**Task**
Determine which lines of the records include the word "analysis", and copy them.

**Data supplied**
= = = = =

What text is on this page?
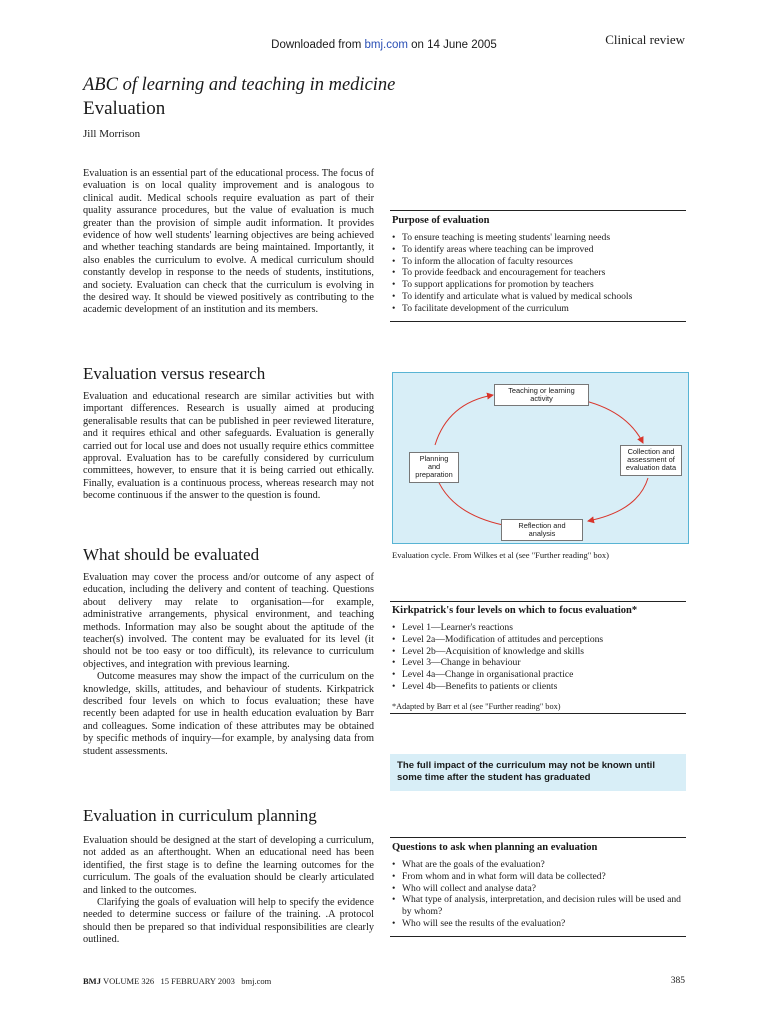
Downloaded from bmj.com on 14 June 2005	Clinical review
ABC of learning and teaching in medicine
Evaluation
Jill Morrison

Evaluation is an essential part of the educational process. The focus of evaluation is on local quality improvement and is analogous to clinical audit. Medical schools require evaluation as part of their quality assurance procedures, but the value of evaluation is much greater than the provision of simple audit information. It provides evidence of how well students' learning objectives are being achieved and whether teaching standards are being maintained. Importantly, it also enables the curriculum to evolve. A medical curriculum should constantly develop in response to the needs of students, institutions, and society. Evaluation can check that the curriculum is evolving in the desired way. It should be viewed positively as contributing to the academic development of an institution and its members.

Evaluation versus research

Evaluation and educational research are similar activities but with important differences. Research is usually aimed at producing generalisable results that can be published in peer reviewed literature, and it requires ethical and other safeguards. Evaluation is generally carried out for local use and does not usually require ethics committee approval. Evaluation has to be carefully considered by curriculum committees, however, to ensure that it is being carried out ethically. Finally, evaluation is a continuous process, whereas research may not become continuous if the answer to the question is found.

What should be evaluated

Evaluation may cover the process and/or outcome of any aspect of education, including the delivery and content of teaching. Questions about delivery may relate to organisation—for example, administrative arrangements, physical environment, and teaching methods. Information may also be sought about the aptitude of the teacher(s) involved. The content may be evaluated for its level (it should not be too easy or too difficult), its relevance to curriculum objectives, and integration with previous learning.

Outcome measures may show the impact of the curriculum on the knowledge, skills, attitudes, and behaviour of students. Kirkpatrick described four levels on which to focus evaluation; these have recently been adapted for use in health education evaluation by Barr and colleagues. Some indication of these attributes may be obtained by specific methods of inquiry—for example, by analysing data from student assessments.

Evaluation in curriculum planning

Evaluation should be designed at the start of developing a curriculum, not added as an afterthought. When an educational need has been identified, the first stage is to define the learning outcomes for the curriculum. The goals of the evaluation should be clearly articulated and linked to the outcomes.

Clarifying the goals of evaluation will help to specify the evidence needed to determine success or failure of the training. .A protocol should then be prepared so that individual responsibilities are clearly outlined.

Purpose of evaluation
• To ensure teaching is meeting students' learning needs
• To identify areas where teaching can be improved
• To inform the allocation of faculty resources
• To provide feedback and encouragement for teachers
• To support applications for promotion by teachers
• To identify and articulate what is valued by medical schools
• To facilitate development of the curriculum
Teaching or learning activity
Collection and assessment of evaluation data
Reflection and analysis
Planning and preparation
Evaluation cycle. From Wilkes et al (see "Further reading" box)
Kirkpatrick's four levels on which to focus evaluation*
• Level 1—Learner's reactions
• Level 2a—Modification of attitudes and perceptions
• Level 2b—Acquisition of knowledge and skills
• Level 3—Change in behaviour
• Level 4a—Change in organisational practice
• Level 4b—Benefits to patients or clients
*Adapted by Barr et al (see "Further reading" box)
The full impact of the curriculum may not be known until some time after the student has graduated
Questions to ask when planning an evaluation
• What are the goals of the evaluation?
• From whom and in what form will data be collected?
• Who will collect and analyse data?
• What type of analysis, interpretation, and decision rules will be used and by whom?
• Who will see the results of the evaluation?
BMJ VOLUME 326   15 FEBRUARY 2003   bmj.com	385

= = = = =

**Written answer**
Reflection and analysis
• What type of analysis, interpretation, and decision rules will be used and by whom?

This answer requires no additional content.